WHAT THE TASK REQUIRES.
Write out every line below that includes the word "source".

— start —

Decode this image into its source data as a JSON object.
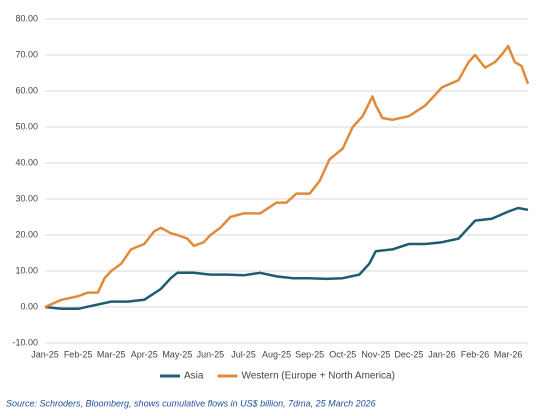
{
  "chart_data": {
    "type": "line",
    "xlim": [
      0,
      14.6
    ],
    "xticks": [
      {
        "value": 0,
        "label": "Jan-25"
      },
      {
        "value": 1,
        "label": "Feb-25"
      },
      {
        "value": 2,
        "label": "Mar-25"
      },
      {
        "value": 3,
        "label": "Apr-25"
      },
      {
        "value": 4,
        "label": "May-25"
      },
      {
        "value": 5,
        "label": "Jun-25"
      },
      {
        "value": 6,
        "label": "Jul-25"
      },
      {
        "value": 7,
        "label": "Aug-25"
      },
      {
        "value": 8,
        "label": "Sep-25"
      },
      {
        "value": 9,
        "label": "Oct-25"
      },
      {
        "value": 10,
        "label": "Nov-25"
      },
      {
        "value": 11,
        "label": "Dec-25"
      },
      {
        "value": 12,
        "label": "Jan-26"
      },
      {
        "value": 13,
        "label": "Feb-26"
      },
      {
        "value": 14,
        "label": "Mar-26"
      }
    ],
    "ylim": [
      -10,
      80
    ],
    "yticks": [
      {
        "value": -10,
        "label": "-10.00"
      },
      {
        "value": 0,
        "label": "0.00"
      },
      {
        "value": 10,
        "label": "10.00"
      },
      {
        "value": 20,
        "label": "20.00"
      },
      {
        "value": 30,
        "label": "30.00"
      },
      {
        "value": 40,
        "label": "40.00"
      },
      {
        "value": 50,
        "label": "50.00"
      },
      {
        "value": 60,
        "label": "60.00"
      },
      {
        "value": 70,
        "label": "70.00"
      },
      {
        "value": 80,
        "label": "80.00"
      }
    ],
    "grid": true,
    "legend": "bottom",
    "series": [
      {
        "name": "Asia",
        "color": "#1f5c74",
        "x": [
          0,
          0.5,
          1,
          1.5,
          2,
          2.5,
          3,
          3.5,
          3.8,
          4,
          4.5,
          5,
          5.5,
          6,
          6.5,
          7,
          7.5,
          8,
          8.5,
          9,
          9.5,
          9.8,
          10,
          10.5,
          11,
          11.5,
          12,
          12.5,
          12.8,
          13,
          13.5,
          14,
          14.3,
          14.6
        ],
        "values": [
          0,
          -0.5,
          -0.5,
          0.5,
          1.5,
          1.5,
          2,
          5,
          8,
          9.5,
          9.5,
          9,
          9,
          8.8,
          9.5,
          8.5,
          8,
          8,
          7.8,
          8,
          9,
          12,
          15.5,
          16,
          17.5,
          17.5,
          18,
          19,
          22,
          24,
          24.5,
          26.5,
          27.5,
          27
        ]
      },
      {
        "name": "Western (Europe + North America)",
        "color": "#e08a3c",
        "x": [
          0,
          0.5,
          1,
          1.3,
          1.6,
          1.8,
          2,
          2.3,
          2.6,
          3,
          3.3,
          3.5,
          3.8,
          4,
          4.3,
          4.5,
          4.8,
          5,
          5.3,
          5.6,
          6,
          6.5,
          7,
          7.3,
          7.6,
          8,
          8.3,
          8.6,
          9,
          9.3,
          9.6,
          9.9,
          10,
          10.2,
          10.5,
          11,
          11.5,
          12,
          12.5,
          12.8,
          13,
          13.3,
          13.6,
          13.8,
          14,
          14.2,
          14.4,
          14.6
        ],
        "values": [
          0,
          2,
          3,
          4,
          4,
          8,
          10,
          12,
          16,
          17.5,
          21,
          22,
          20.5,
          20,
          19,
          17,
          18,
          20,
          22,
          25,
          26,
          26,
          29,
          29,
          31.5,
          31.5,
          35,
          41,
          44,
          50,
          53,
          58.5,
          56,
          52.5,
          52,
          53,
          56,
          61,
          63,
          68,
          70,
          66.5,
          68,
          70,
          72.5,
          68,
          67,
          62
        ]
      }
    ],
    "source": "Source: Schroders, Bloomberg, shows cumulative flows in US$ billion, 7dma, 25 March 2026"
  }
}
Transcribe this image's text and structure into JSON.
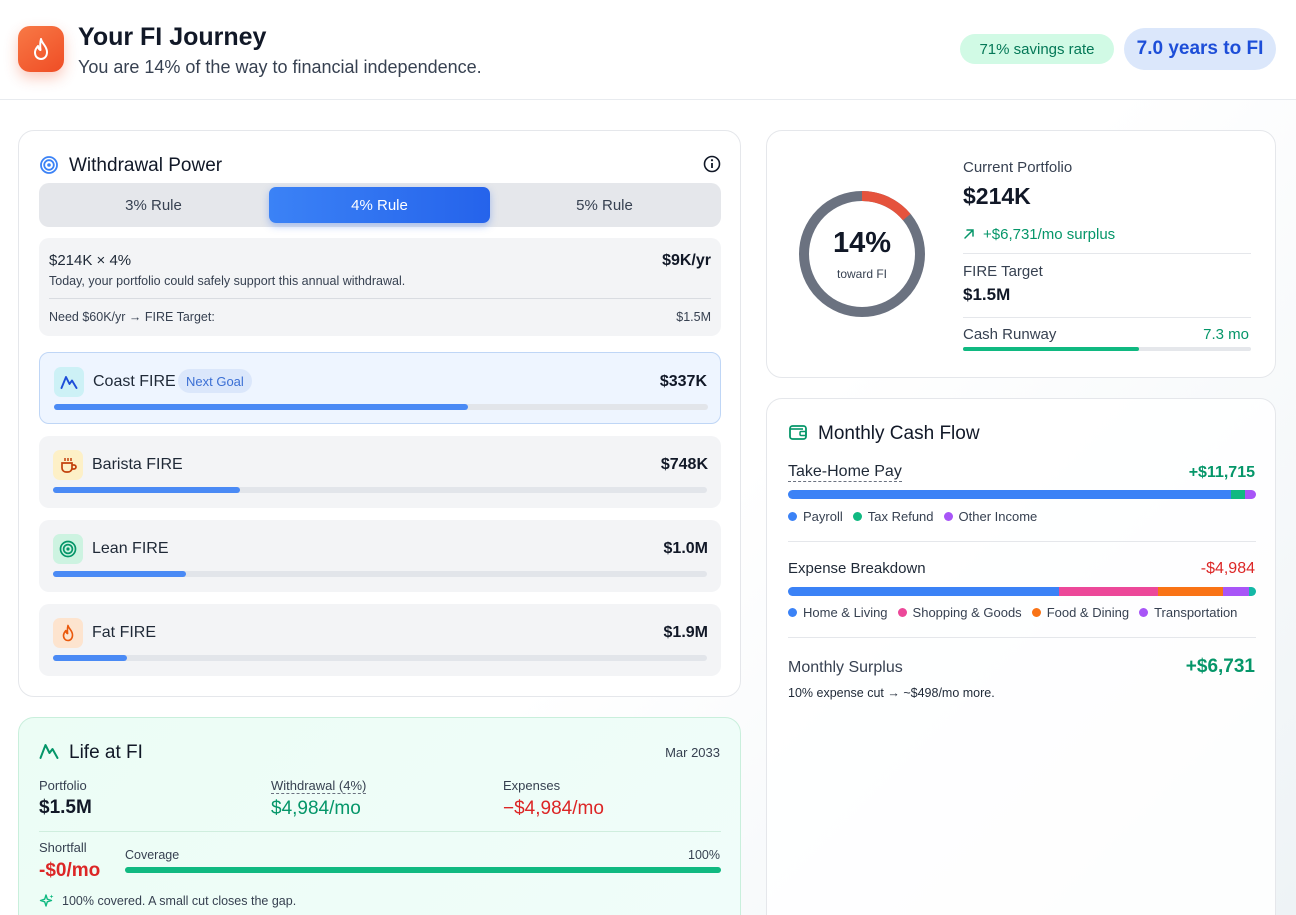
{
  "header": {
    "title": "Your FI Journey",
    "subtitle": "You are 14% of the way to financial independence.",
    "savings_pill": "71% savings rate",
    "years_pill": "7.0 years to FI",
    "icon": "flame-icon"
  },
  "withdrawal": {
    "title": "Withdrawal Power",
    "rules": [
      "3% Rule",
      "4% Rule",
      "5% Rule"
    ],
    "active_rule_index": 1,
    "formula": "$214K × 4%",
    "annual_value": "$9K/yr",
    "description": "Today, your portfolio could safely support this annual withdrawal.",
    "need_text": "Need $60K/yr → FIRE Target:",
    "need_value": "$1.5M",
    "goals": [
      {
        "name": "Coast FIRE",
        "value": "$337K",
        "badge": "Next Goal",
        "progress": 0.633,
        "icon": "mountain-icon",
        "highlight": true
      },
      {
        "name": "Barista FIRE",
        "value": "$748K",
        "progress": 0.286,
        "icon": "coffee-icon"
      },
      {
        "name": "Lean FIRE",
        "value": "$1.0M",
        "progress": 0.203,
        "icon": "target-icon"
      },
      {
        "name": "Fat FIRE",
        "value": "$1.9M",
        "progress": 0.113,
        "icon": "flame-icon"
      }
    ]
  },
  "life": {
    "title": "Life at FI",
    "date": "Mar 2033",
    "portfolio_label": "Portfolio",
    "portfolio_value": "$1.5M",
    "withdrawal_label": "Withdrawal (4%)",
    "withdrawal_value": "$4,984/mo",
    "expenses_label": "Expenses",
    "expenses_value": "−$4,984/mo",
    "shortfall_label": "Shortfall",
    "shortfall_value": "-$0/mo",
    "coverage_label": "Coverage",
    "coverage_value": "100%",
    "coverage_fraction": 1.0,
    "note": "100% covered. A small cut closes the gap."
  },
  "portfolio": {
    "ring_percent": "14%",
    "ring_fraction": 0.14,
    "ring_caption": "toward FI",
    "current_label": "Current Portfolio",
    "current_value": "$214K",
    "surplus": "+$6,731/mo surplus",
    "target_label": "FIRE Target",
    "target_value": "$1.5M",
    "runway_label": "Cash Runway",
    "runway_value": "7.3 mo",
    "runway_fraction": 0.61
  },
  "cashflow": {
    "title": "Monthly Cash Flow",
    "income_label": "Take-Home Pay",
    "income_value": "+$11,715",
    "income_legend": [
      "Payroll",
      "Tax Refund",
      "Other Income"
    ],
    "expense_label": "Expense Breakdown",
    "expense_value": "-$4,984",
    "expense_legend": [
      "Home & Living",
      "Shopping & Goods",
      "Food & Dining",
      "Transportation"
    ],
    "surplus_label": "Monthly Surplus",
    "surplus_value": "+$6,731",
    "surplus_note": "10% expense cut → ~$498/mo more."
  },
  "colors": {
    "blue": "#3b82f6",
    "green": "#10b981",
    "purple": "#a855f7",
    "pink": "#ec4899",
    "orange": "#f97316",
    "red": "#dc2626",
    "ring_red": "#e5533d",
    "ring_grey": "#6b7280"
  }
}
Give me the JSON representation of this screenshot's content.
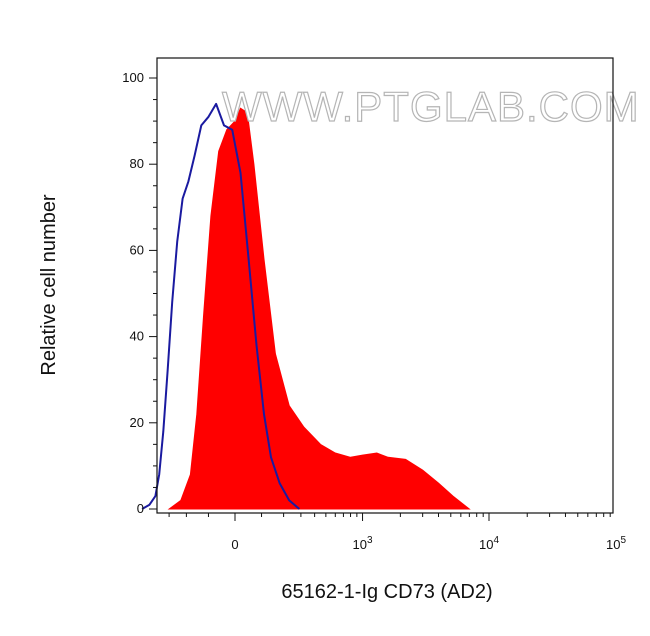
{
  "chart_data": {
    "type": "area",
    "title": "",
    "xlabel": "65162-1-Ig CD73 (AD2)",
    "ylabel": "Relative cell number",
    "x_scale": "biexponential",
    "ylim": [
      0,
      100
    ],
    "y_ticks": [
      0,
      20,
      40,
      60,
      80,
      100
    ],
    "x_ticks": [
      {
        "value": 0,
        "label": "0"
      },
      {
        "value": 1000,
        "base": "10",
        "exp": "3"
      },
      {
        "value": 10000,
        "base": "10",
        "exp": "4"
      },
      {
        "value": 100000,
        "base": "10",
        "exp": "5"
      }
    ],
    "watermark": "WWW.PTGLAB.COM",
    "series": [
      {
        "role": "stained",
        "style": "filled",
        "color": "#ff0000",
        "points": [
          [
            -300,
            0
          ],
          [
            -230,
            2
          ],
          [
            -180,
            8
          ],
          [
            -150,
            22
          ],
          [
            -120,
            45
          ],
          [
            -90,
            68
          ],
          [
            -60,
            83
          ],
          [
            -30,
            88
          ],
          [
            0,
            90
          ],
          [
            20,
            93
          ],
          [
            45,
            92
          ],
          [
            70,
            80
          ],
          [
            110,
            58
          ],
          [
            160,
            36
          ],
          [
            230,
            24
          ],
          [
            320,
            19
          ],
          [
            450,
            15
          ],
          [
            600,
            13
          ],
          [
            800,
            12
          ],
          [
            1000,
            12.5
          ],
          [
            1300,
            13
          ],
          [
            1600,
            12
          ],
          [
            2200,
            11.5
          ],
          [
            3000,
            9
          ],
          [
            4000,
            6
          ],
          [
            5200,
            3
          ],
          [
            7000,
            0
          ]
        ]
      },
      {
        "role": "isotype control",
        "style": "outline",
        "color": "#1a1aa0",
        "points": [
          [
            -520,
            0
          ],
          [
            -450,
            1
          ],
          [
            -400,
            3
          ],
          [
            -370,
            8
          ],
          [
            -340,
            18
          ],
          [
            -310,
            32
          ],
          [
            -280,
            48
          ],
          [
            -250,
            62
          ],
          [
            -220,
            72
          ],
          [
            -190,
            76
          ],
          [
            -160,
            82
          ],
          [
            -130,
            89
          ],
          [
            -100,
            91
          ],
          [
            -70,
            94
          ],
          [
            -40,
            89
          ],
          [
            -10,
            88
          ],
          [
            20,
            78
          ],
          [
            50,
            58
          ],
          [
            80,
            38
          ],
          [
            110,
            22
          ],
          [
            140,
            12
          ],
          [
            180,
            6
          ],
          [
            230,
            2
          ],
          [
            290,
            0
          ]
        ]
      }
    ]
  }
}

— end —

WORKED SOLUTION.
Decode this image into its source data as a JSON object.
    "source": "Source: Schroders, Bloomberg, shows cumulative flows in US$ billion, 7dma, 25 March 2026"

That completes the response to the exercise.